Stored data entries:
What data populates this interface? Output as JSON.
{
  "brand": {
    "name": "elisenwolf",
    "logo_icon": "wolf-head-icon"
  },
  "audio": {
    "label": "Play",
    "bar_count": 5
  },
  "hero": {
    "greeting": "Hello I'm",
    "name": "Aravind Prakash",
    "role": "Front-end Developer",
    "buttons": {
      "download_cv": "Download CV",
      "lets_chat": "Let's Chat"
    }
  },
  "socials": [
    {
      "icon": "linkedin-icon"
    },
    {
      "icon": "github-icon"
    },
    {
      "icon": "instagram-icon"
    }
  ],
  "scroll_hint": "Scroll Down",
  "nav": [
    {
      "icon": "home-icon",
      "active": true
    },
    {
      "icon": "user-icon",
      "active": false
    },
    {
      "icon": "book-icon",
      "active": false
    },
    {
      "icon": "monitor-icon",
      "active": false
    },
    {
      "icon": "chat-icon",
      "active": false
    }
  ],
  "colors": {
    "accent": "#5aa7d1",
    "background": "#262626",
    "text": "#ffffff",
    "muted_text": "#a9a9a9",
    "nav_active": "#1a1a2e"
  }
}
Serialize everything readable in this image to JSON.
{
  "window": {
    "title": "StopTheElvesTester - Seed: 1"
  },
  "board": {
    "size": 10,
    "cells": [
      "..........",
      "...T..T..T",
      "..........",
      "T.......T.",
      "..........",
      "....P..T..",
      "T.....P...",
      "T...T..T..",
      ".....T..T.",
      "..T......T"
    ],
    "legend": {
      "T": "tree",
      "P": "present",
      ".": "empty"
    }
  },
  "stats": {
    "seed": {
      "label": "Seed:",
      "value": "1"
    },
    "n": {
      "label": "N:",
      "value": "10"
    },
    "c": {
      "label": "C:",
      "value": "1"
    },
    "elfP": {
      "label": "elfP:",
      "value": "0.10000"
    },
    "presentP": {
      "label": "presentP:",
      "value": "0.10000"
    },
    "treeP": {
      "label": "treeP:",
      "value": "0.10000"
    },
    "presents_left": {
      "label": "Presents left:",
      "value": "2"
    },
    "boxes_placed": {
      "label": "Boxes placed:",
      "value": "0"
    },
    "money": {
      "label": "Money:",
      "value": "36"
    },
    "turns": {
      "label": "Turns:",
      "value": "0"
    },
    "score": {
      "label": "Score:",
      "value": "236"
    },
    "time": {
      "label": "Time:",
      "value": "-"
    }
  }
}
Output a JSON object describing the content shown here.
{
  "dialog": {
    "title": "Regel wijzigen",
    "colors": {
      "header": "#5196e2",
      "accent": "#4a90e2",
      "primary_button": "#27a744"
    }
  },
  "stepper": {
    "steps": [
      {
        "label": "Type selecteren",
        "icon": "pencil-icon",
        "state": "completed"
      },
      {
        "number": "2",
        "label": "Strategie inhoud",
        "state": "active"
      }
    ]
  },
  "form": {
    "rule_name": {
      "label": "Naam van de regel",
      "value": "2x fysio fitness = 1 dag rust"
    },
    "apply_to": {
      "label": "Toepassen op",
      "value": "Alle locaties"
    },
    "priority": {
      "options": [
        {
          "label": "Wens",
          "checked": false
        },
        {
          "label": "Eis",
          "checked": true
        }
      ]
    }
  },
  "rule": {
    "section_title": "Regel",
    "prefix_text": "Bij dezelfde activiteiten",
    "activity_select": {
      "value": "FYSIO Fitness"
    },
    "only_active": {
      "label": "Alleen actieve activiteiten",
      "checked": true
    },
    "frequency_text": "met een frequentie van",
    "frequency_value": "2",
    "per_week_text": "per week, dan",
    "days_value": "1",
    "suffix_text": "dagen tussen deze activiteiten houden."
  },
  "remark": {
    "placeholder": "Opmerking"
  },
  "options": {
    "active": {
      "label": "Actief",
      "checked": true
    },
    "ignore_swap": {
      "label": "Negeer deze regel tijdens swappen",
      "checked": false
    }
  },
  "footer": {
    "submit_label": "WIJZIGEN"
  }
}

(Task statement):
Hand back the material above in full, exactly as written.

(Result of the task):
What data populates this interface? Output as JSON.
{
  "brand": {
    "name": "elisenwolf",
    "logo_icon": "wolf-head-icon"
  },
  "audio": {
    "label": "Play",
    "bar_count": 5
  },
  "hero": {
    "greeting": "Hello I'm",
    "name": "Aravind Prakash",
    "role": "Front-end Developer",
    "buttons": {
      "download_cv": "Download CV",
      "lets_chat": "Let's Chat"
    }
  },
  "socials": [
    {
      "icon": "linkedin-icon"
    },
    {
      "icon": "github-icon"
    },
    {
      "icon": "instagram-icon"
    }
  ],
  "scroll_hint": "Scroll Down",
  "nav": [
    {
      "icon": "home-icon",
      "active": true
    },
    {
      "icon": "user-icon",
      "active": false
    },
    {
      "icon": "book-icon",
      "active": false
    },
    {
      "icon": "monitor-icon",
      "active": false
    },
    {
      "icon": "chat-icon",
      "active": false
    }
  ],
  "colors": {
    "accent": "#5aa7d1",
    "background": "#262626",
    "text": "#ffffff",
    "muted_text": "#a9a9a9",
    "nav_active": "#1a1a2e"
  }
}
Serialize everything readable in this image to JSON.
{
  "window": {
    "title": "StopTheElvesTester - Seed: 1"
  },
  "board": {
    "size": 10,
    "cells": [
      "..........",
      "...T..T..T",
      "..........",
      "T.......T.",
      "..........",
      "....P..T..",
      "T.....P...",
      "T...T..T..",
      ".....T..T.",
      "..T......T"
    ],
    "legend": {
      "T": "tree",
      "P": "present",
      ".": "empty"
    }
  },
  "stats": {
    "seed": {
      "label": "Seed:",
      "value": "1"
    },
    "n": {
      "label": "N:",
      "value": "10"
    },
    "c": {
      "label": "C:",
      "value": "1"
    },
    "elfP": {
      "label": "elfP:",
      "value": "0.10000"
    },
    "presentP": {
      "label": "presentP:",
      "value": "0.10000"
    },
    "treeP": {
      "label": "treeP:",
      "value": "0.10000"
    },
    "presents_left": {
      "label": "Presents left:",
      "value": "2"
    },
    "boxes_placed": {
      "label": "Boxes placed:",
      "value": "0"
    },
    "money": {
      "label": "Money:",
      "value": "36"
    },
    "turns": {
      "label": "Turns:",
      "value": "0"
    },
    "score": {
      "label": "Score:",
      "value": "236"
    },
    "time": {
      "label": "Time:",
      "value": "-"
    }
  }
}
Output a JSON object describing the content shown here.
{
  "dialog": {
    "title": "Regel wijzigen",
    "colors": {
      "header": "#5196e2",
      "accent": "#4a90e2",
      "primary_button": "#27a744"
    }
  },
  "stepper": {
    "steps": [
      {
        "label": "Type selecteren",
        "icon": "pencil-icon",
        "state": "completed"
      },
      {
        "number": "2",
        "label": "Strategie inhoud",
        "state": "active"
      }
    ]
  },
  "form": {
    "rule_name": {
      "label": "Naam van de regel",
      "value": "2x fysio fitness = 1 dag rust"
    },
    "apply_to": {
      "label": "Toepassen op",
      "value": "Alle locaties"
    },
    "priority": {
      "options": [
        {
          "label": "Wens",
          "checked": false
        },
        {
          "label": "Eis",
          "checked": true
        }
      ]
    }
  },
  "rule": {
    "section_title": "Regel",
    "prefix_text": "Bij dezelfde activiteiten",
    "activity_select": {
      "value": "FYSIO Fitness"
    },
    "only_active": {
      "label": "Alleen actieve activiteiten",
      "checked": true
    },
    "frequency_text": "met een frequentie van",
    "frequency_value": "2",
    "per_week_text": "per week, dan",
    "days_value": "1",
    "suffix_text": "dagen tussen deze activiteiten houden."
  },
  "remark": {
    "placeholder": "Opmerking"
  },
  "options": {
    "active": {
      "label": "Actief",
      "checked": true
    },
    "ignore_swap": {
      "label": "Negeer deze regel tijdens swappen",
      "checked": false
    }
  },
  "footer": {
    "submit_label": "WIJZIGEN"
  }
}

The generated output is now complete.